---------- Document passage

Greece’s sea border with Turkey has also come under pressure. In the past few days, hundreds of people have headed to Greek islands from the nearby Turkish coast in dinghies. One child died when the rubber dinghy he was in capsized off the coast of the Greek island of Lesbos earlier this week.

No boat arrivals appeared to be arriving on the islands Wednesday amid gale-force winds and rough seas.

Greece sent a navy ship to the island of Lesbos Wednesday to house more than 400 of the new arrivals. Tension has mounted with some local residents on the island, where the main migrant camp is massively overcrowded.

The government has called the situation a direct threat to Greece’s national security and has imposed emergency measures to carry out swift deportations and freeze asylum applications for one month. Migrants have been reporting being summarily pushed back across the border into Turkey.

The mass movement of migrants and refugees to Greece’s borders, the majority of who appeared to be from Afghanistan, has appeared organized. Buses, minibuses, cars and taxis were organized in Istanbul to ferry people to the border, while some of those who managed to cross have said they were told by Turkish authorities to go to Greece and that the border was open.

Turkey’s announcement that it wouldn’t stop those wishing to cross into Europe came amid a Russia-backed Syrian government offensive into Syria’s northwestern Idlib province, where Turkish troops are fighting.

The offensive has killed dozens of Turkish troops and sent nearly a million Syrian civilians toward Turkey’s sealed border. However, Oleg Zhuravlev, head of the Russian military’s coordination center in Syria, said Tuesday the claims about a humanitarian crisis in Idlib were false.

On Greece’s land border with Turkey, Greek authorities said Turkish police were firing tear gas at the Greek border and the authorities guarding it, and supplied video they said backed their assertion.

Turkey, for its part, accused Greece of mistreating refugees.

In an address to legislators from his ruling party on Wednesday, Erdogan called on Greece and other European nations to respects migrants’ rights. He screened a photograph depicting Greeks who reportedly found refuge in Syria in 1942, saying: “Greeks who try all kinds of methods to keep refugees away from their countries — from drowning them at sea to shooting at them with bullets — should not forget that they may need to be shown the same mercy some day.”

He also accused EU countries of hypocritical behavior, saying they had rushed to Greece’s help “with money, boats and soldiers” to prevent a new influx of migrants but ignored Turkey’s plight concerning 3.7 millions Syrian refugees on its territory.

Meanwhile, the Czech Republic, Hungary, Poland and Slovakia pledged to help Greece to deal with pressure along its border.

Speaking after meeting his counterparts from the other three countries, Czech Prime Minister Andrej Babis said the situation was serious and the EU must protect its borders.

“We’re ready to help,” Babis said.

--------------------
---------- Dataset content

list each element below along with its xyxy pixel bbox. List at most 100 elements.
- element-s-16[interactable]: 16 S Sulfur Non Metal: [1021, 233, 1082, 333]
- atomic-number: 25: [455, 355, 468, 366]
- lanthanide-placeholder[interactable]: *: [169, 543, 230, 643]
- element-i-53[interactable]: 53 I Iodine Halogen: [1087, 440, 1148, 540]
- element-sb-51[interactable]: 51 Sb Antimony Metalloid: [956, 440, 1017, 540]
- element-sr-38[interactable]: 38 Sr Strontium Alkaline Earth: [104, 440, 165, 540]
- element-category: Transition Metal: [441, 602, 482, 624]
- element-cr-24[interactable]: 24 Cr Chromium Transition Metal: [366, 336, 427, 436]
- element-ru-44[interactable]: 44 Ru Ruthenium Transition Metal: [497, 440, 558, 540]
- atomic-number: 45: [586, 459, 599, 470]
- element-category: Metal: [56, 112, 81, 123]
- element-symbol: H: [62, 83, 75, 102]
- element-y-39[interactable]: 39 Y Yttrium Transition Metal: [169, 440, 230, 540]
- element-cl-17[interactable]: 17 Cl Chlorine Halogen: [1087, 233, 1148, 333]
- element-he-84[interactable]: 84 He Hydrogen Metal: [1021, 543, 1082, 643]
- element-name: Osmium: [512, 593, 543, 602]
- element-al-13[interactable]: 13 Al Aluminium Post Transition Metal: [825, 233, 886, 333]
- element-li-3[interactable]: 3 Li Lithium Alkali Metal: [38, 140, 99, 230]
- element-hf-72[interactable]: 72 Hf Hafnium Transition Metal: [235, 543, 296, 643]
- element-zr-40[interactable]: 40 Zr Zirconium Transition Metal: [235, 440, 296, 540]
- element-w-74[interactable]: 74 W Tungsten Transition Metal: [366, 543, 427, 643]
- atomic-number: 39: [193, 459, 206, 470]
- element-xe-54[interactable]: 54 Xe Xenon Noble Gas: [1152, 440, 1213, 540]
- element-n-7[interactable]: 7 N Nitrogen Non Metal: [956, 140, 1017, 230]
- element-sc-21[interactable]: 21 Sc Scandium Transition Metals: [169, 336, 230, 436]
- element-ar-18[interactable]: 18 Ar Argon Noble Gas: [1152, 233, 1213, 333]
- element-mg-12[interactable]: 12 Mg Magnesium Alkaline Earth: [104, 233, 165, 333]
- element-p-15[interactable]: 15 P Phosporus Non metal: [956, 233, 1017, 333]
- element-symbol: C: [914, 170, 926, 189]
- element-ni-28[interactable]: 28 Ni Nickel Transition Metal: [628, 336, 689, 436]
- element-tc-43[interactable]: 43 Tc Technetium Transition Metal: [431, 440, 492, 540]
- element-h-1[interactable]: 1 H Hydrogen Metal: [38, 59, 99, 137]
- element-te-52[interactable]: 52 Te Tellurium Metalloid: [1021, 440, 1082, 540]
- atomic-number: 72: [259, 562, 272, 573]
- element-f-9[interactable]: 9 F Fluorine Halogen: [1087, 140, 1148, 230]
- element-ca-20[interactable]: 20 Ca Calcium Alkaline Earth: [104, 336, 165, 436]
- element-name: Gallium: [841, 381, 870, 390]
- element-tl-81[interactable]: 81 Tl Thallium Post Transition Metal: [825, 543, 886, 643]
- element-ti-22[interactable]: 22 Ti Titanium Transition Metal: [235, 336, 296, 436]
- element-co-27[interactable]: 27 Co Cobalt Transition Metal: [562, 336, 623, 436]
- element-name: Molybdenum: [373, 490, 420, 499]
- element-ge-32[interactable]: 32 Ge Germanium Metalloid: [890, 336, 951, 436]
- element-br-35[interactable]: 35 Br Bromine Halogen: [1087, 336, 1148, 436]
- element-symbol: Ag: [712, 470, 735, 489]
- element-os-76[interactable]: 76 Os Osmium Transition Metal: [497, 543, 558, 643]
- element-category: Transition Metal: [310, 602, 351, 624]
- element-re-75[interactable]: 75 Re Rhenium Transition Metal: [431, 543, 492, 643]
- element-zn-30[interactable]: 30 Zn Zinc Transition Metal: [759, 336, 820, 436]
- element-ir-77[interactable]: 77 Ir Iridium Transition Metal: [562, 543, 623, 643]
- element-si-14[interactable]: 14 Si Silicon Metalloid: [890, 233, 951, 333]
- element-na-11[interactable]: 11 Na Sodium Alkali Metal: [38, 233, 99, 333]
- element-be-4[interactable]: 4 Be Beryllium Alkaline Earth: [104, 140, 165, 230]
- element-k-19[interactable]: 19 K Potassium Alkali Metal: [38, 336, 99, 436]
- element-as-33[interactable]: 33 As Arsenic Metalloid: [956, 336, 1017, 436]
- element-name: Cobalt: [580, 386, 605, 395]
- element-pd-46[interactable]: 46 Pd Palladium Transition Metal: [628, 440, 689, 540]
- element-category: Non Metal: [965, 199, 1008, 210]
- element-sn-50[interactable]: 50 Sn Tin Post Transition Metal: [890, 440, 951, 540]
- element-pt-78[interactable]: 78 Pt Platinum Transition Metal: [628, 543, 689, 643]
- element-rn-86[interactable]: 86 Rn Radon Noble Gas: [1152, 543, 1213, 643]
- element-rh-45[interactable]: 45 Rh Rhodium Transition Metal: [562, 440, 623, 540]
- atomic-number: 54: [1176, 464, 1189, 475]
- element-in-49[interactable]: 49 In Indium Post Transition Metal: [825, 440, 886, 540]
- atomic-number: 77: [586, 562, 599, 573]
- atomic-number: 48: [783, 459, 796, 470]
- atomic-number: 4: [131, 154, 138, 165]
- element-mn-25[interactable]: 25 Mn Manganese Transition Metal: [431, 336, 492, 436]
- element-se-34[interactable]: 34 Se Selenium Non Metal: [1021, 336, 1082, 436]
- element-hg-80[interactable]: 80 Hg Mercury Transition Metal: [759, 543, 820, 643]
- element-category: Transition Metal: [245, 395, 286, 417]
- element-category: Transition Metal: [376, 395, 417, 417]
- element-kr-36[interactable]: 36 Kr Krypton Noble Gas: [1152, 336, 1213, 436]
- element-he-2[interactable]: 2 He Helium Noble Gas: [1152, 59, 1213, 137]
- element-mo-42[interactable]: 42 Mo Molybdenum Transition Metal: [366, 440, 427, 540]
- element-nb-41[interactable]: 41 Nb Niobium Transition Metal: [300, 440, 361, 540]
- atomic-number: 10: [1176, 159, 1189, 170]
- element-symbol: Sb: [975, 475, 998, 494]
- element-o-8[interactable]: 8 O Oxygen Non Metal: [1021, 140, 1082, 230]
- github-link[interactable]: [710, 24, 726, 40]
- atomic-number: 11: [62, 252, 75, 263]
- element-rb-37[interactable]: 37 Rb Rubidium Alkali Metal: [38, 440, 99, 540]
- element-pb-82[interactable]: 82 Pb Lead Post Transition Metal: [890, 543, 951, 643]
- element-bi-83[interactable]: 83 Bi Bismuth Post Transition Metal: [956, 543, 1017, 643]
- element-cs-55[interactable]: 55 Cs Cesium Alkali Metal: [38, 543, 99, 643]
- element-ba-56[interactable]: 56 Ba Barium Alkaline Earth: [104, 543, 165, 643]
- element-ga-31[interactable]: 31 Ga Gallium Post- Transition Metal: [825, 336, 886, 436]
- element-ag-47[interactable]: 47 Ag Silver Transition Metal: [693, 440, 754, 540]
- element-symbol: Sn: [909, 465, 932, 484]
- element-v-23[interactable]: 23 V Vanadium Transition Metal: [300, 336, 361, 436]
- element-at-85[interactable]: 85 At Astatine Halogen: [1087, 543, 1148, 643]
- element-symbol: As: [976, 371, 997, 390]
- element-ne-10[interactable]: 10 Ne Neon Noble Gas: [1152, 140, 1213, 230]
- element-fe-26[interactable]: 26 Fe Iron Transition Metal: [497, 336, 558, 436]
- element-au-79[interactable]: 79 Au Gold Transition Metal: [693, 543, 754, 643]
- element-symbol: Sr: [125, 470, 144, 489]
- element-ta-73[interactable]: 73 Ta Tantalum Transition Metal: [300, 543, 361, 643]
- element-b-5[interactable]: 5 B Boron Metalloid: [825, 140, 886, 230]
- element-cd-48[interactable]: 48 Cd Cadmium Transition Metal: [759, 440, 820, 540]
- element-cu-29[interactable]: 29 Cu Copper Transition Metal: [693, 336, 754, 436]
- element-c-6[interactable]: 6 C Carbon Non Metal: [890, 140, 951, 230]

--------------------

Objective A:
Which countries does the article on the Greece–Turkey border say pledged to help Greece deal with pressure along its border?
Objective B:
From the article on the Greece–Turkey border, extract the passage that starts at the words "Greece sent a" and ends after the words "border into Turkey.".

Task result A:
Czech Republic, Hungary, Poland, Slovakia

Task result B:
Greece sent a navy ship to the island of Lesbos Wednesday to house more than 400 of the new arrivals. Tension has mounted with some local residents on the island, where the main migrant camp is massively overcrowded.

The government has called the situation a direct threat to Greece’s national security and has imposed emergency measures to carry out swift deportations and freeze asylum applications for one month. Migrants have been reporting being summarily pushed back across the border into Turkey.